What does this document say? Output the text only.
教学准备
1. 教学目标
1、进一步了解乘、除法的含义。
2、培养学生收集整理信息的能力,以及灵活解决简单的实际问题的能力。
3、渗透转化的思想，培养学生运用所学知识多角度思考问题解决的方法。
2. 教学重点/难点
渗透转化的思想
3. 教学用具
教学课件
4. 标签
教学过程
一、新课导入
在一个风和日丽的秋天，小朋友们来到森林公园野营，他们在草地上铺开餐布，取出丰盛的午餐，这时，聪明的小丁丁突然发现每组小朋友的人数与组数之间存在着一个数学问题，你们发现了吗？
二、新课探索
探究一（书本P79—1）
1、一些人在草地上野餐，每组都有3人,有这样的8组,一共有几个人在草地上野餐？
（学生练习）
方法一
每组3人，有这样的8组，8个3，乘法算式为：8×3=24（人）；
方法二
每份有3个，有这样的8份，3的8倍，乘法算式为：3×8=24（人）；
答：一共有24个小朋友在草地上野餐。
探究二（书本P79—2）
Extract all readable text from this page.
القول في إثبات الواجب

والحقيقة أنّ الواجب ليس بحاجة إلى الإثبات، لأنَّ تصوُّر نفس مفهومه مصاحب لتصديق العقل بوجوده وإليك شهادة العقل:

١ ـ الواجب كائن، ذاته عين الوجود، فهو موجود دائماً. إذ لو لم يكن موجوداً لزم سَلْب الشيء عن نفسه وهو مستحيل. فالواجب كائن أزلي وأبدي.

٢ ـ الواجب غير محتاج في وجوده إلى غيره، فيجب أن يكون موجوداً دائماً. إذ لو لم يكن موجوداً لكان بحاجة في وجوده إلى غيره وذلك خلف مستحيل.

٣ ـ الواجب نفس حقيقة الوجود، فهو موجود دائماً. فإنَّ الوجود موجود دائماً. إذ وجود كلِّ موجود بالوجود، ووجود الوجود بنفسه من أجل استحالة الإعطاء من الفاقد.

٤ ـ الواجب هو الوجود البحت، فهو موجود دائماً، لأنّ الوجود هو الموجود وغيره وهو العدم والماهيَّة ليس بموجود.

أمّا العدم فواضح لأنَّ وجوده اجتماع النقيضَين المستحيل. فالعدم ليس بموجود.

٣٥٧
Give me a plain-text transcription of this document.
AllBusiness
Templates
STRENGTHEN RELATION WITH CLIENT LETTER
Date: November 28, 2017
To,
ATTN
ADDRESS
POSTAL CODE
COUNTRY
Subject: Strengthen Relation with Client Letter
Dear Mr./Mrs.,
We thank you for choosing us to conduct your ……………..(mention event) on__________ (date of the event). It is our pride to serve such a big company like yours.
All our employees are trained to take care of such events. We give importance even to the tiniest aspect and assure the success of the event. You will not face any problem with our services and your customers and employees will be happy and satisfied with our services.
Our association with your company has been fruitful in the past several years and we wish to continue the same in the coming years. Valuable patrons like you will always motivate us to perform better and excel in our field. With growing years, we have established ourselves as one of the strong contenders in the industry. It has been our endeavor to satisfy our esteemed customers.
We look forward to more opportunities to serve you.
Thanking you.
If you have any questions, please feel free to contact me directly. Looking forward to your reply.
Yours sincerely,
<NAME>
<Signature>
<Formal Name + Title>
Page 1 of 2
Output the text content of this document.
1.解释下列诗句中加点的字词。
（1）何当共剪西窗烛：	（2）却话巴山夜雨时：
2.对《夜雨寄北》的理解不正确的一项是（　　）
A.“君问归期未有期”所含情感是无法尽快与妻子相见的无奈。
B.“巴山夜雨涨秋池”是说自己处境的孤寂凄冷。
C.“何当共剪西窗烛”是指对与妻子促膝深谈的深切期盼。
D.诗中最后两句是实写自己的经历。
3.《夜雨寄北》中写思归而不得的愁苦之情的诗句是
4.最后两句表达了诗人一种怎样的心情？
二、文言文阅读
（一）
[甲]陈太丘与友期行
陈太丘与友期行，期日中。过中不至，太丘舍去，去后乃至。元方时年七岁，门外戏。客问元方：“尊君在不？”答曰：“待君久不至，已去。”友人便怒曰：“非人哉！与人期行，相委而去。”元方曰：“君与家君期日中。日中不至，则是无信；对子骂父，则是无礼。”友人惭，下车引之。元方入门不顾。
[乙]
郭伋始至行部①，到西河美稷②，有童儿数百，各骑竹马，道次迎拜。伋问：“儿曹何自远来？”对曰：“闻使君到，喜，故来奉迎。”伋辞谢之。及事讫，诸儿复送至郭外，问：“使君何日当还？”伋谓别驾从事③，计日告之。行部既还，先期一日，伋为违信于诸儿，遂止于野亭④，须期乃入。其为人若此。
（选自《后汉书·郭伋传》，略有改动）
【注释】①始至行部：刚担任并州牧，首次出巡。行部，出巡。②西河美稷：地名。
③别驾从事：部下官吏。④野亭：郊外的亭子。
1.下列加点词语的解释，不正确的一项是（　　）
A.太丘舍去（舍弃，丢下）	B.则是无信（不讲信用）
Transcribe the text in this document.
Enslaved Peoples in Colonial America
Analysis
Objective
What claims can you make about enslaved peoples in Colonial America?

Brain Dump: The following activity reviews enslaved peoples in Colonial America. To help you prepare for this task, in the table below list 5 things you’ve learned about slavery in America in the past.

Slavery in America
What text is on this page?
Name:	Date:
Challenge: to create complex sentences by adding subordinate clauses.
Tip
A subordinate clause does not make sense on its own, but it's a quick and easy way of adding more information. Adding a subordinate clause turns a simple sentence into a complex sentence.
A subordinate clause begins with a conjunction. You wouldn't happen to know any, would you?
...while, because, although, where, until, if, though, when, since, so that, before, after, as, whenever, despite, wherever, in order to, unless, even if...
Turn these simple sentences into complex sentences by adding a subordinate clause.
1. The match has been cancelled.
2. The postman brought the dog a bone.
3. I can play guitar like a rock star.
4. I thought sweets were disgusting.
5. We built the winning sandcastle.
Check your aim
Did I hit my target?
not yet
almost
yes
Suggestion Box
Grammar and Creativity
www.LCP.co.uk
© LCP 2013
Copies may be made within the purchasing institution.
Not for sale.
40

▸ Directions:
Set down the material above again, word for word.

▸ Answer to the task:
What does this document say? Output the text only.
教学准备
1. 教学目标
1、进一步了解乘、除法的含义。
2、培养学生收集整理信息的能力,以及灵活解决简单的实际问题的能力。
3、渗透转化的思想，培养学生运用所学知识多角度思考问题解决的方法。
2. 教学重点/难点
渗透转化的思想
3. 教学用具
教学课件
4. 标签
教学过程
一、新课导入
在一个风和日丽的秋天，小朋友们来到森林公园野营，他们在草地上铺开餐布，取出丰盛的午餐，这时，聪明的小丁丁突然发现每组小朋友的人数与组数之间存在着一个数学问题，你们发现了吗？
二、新课探索
探究一（书本P79—1）
1、一些人在草地上野餐，每组都有3人,有这样的8组,一共有几个人在草地上野餐？
（学生练习）
方法一
每组3人，有这样的8组，8个3，乘法算式为：8×3=24（人）；
方法二
每份有3个，有这样的8份，3的8倍，乘法算式为：3×8=24（人）；
答：一共有24个小朋友在草地上野餐。
探究二（书本P79—2）
Extract all readable text from this page.
القول في إثبات الواجب

والحقيقة أنّ الواجب ليس بحاجة إلى الإثبات، لأنَّ تصوُّر نفس مفهومه مصاحب لتصديق العقل بوجوده وإليك شهادة العقل:

١ ـ الواجب كائن، ذاته عين الوجود، فهو موجود دائماً. إذ لو لم يكن موجوداً لزم سَلْب الشيء عن نفسه وهو مستحيل. فالواجب كائن أزلي وأبدي.

٢ ـ الواجب غير محتاج في وجوده إلى غيره، فيجب أن يكون موجوداً دائماً. إذ لو لم يكن موجوداً لكان بحاجة في وجوده إلى غيره وذلك خلف مستحيل.

٣ ـ الواجب نفس حقيقة الوجود، فهو موجود دائماً. فإنَّ الوجود موجود دائماً. إذ وجود كلِّ موجود بالوجود، ووجود الوجود بنفسه من أجل استحالة الإعطاء من الفاقد.

٤ ـ الواجب هو الوجود البحت، فهو موجود دائماً، لأنّ الوجود هو الموجود وغيره وهو العدم والماهيَّة ليس بموجود.

أمّا العدم فواضح لأنَّ وجوده اجتماع النقيضَين المستحيل. فالعدم ليس بموجود.

٣٥٧
Give me a plain-text transcription of this document.
AllBusiness
Templates
STRENGTHEN RELATION WITH CLIENT LETTER
Date: November 28, 2017
To,
ATTN
ADDRESS
POSTAL CODE
COUNTRY
Subject: Strengthen Relation with Client Letter
Dear Mr./Mrs.,
We thank you for choosing us to conduct your ……………..(mention event) on__________ (date of the event). It is our pride to serve such a big company like yours.
All our employees are trained to take care of such events. We give importance even to the tiniest aspect and assure the success of the event. You will not face any problem with our services and your customers and employees will be happy and satisfied with our services.
Our association with your company has been fruitful in the past several years and we wish to continue the same in the coming years. Valuable patrons like you will always motivate us to perform better and excel in our field. With growing years, we have established ourselves as one of the strong contenders in the industry. It has been our endeavor to satisfy our esteemed customers.
We look forward to more opportunities to serve you.
Thanking you.
If you have any questions, please feel free to contact me directly. Looking forward to your reply.
Yours sincerely,
<NAME>
<Signature>
<Formal Name + Title>
Page 1 of 2
Output the text content of this document.
1.解释下列诗句中加点的字词。
（1）何当共剪西窗烛：	（2）却话巴山夜雨时：
2.对《夜雨寄北》的理解不正确的一项是（　　）
A.“君问归期未有期”所含情感是无法尽快与妻子相见的无奈。
B.“巴山夜雨涨秋池”是说自己处境的孤寂凄冷。
C.“何当共剪西窗烛”是指对与妻子促膝深谈的深切期盼。
D.诗中最后两句是实写自己的经历。
3.《夜雨寄北》中写思归而不得的愁苦之情的诗句是
4.最后两句表达了诗人一种怎样的心情？
二、文言文阅读
（一）
[甲]陈太丘与友期行
陈太丘与友期行，期日中。过中不至，太丘舍去，去后乃至。元方时年七岁，门外戏。客问元方：“尊君在不？”答曰：“待君久不至，已去。”友人便怒曰：“非人哉！与人期行，相委而去。”元方曰：“君与家君期日中。日中不至，则是无信；对子骂父，则是无礼。”友人惭，下车引之。元方入门不顾。
[乙]
郭伋始至行部①，到西河美稷②，有童儿数百，各骑竹马，道次迎拜。伋问：“儿曹何自远来？”对曰：“闻使君到，喜，故来奉迎。”伋辞谢之。及事讫，诸儿复送至郭外，问：“使君何日当还？”伋谓别驾从事③，计日告之。行部既还，先期一日，伋为违信于诸儿，遂止于野亭④，须期乃入。其为人若此。
（选自《后汉书·郭伋传》，略有改动）
【注释】①始至行部：刚担任并州牧，首次出巡。行部，出巡。②西河美稷：地名。
③别驾从事：部下官吏。④野亭：郊外的亭子。
1.下列加点词语的解释，不正确的一项是（　　）
A.太丘舍去（舍弃，丢下）	B.则是无信（不讲信用）
Transcribe the text in this document.
Enslaved Peoples in Colonial America
Analysis
Objective
What claims can you make about enslaved peoples in Colonial America?

Brain Dump: The following activity reviews enslaved peoples in Colonial America. To help you prepare for this task, in the table below list 5 things you’ve learned about slavery in America in the past.

Slavery in America
What text is on this page?
Name:	Date:
Challenge: to create complex sentences by adding subordinate clauses.
Tip
A subordinate clause does not make sense on its own, but it's a quick and easy way of adding more information. Adding a subordinate clause turns a simple sentence into a complex sentence.
A subordinate clause begins with a conjunction. You wouldn't happen to know any, would you?
...while, because, although, where, until, if, though, when, since, so that, before, after, as, whenever, despite, wherever, in order to, unless, even if...
Turn these simple sentences into complex sentences by adding a subordinate clause.
1. The match has been cancelled.
2. The postman brought the dog a bone.
3. I can play guitar like a rock star.
4. I thought sweets were disgusting.
5. We built the winning sandcastle.
Check your aim
Did I hit my target?
not yet
almost
yes
Suggestion Box
Grammar and Creativity
www.LCP.co.uk
© LCP 2013
Copies may be made within the purchasing institution.
Not for sale.
40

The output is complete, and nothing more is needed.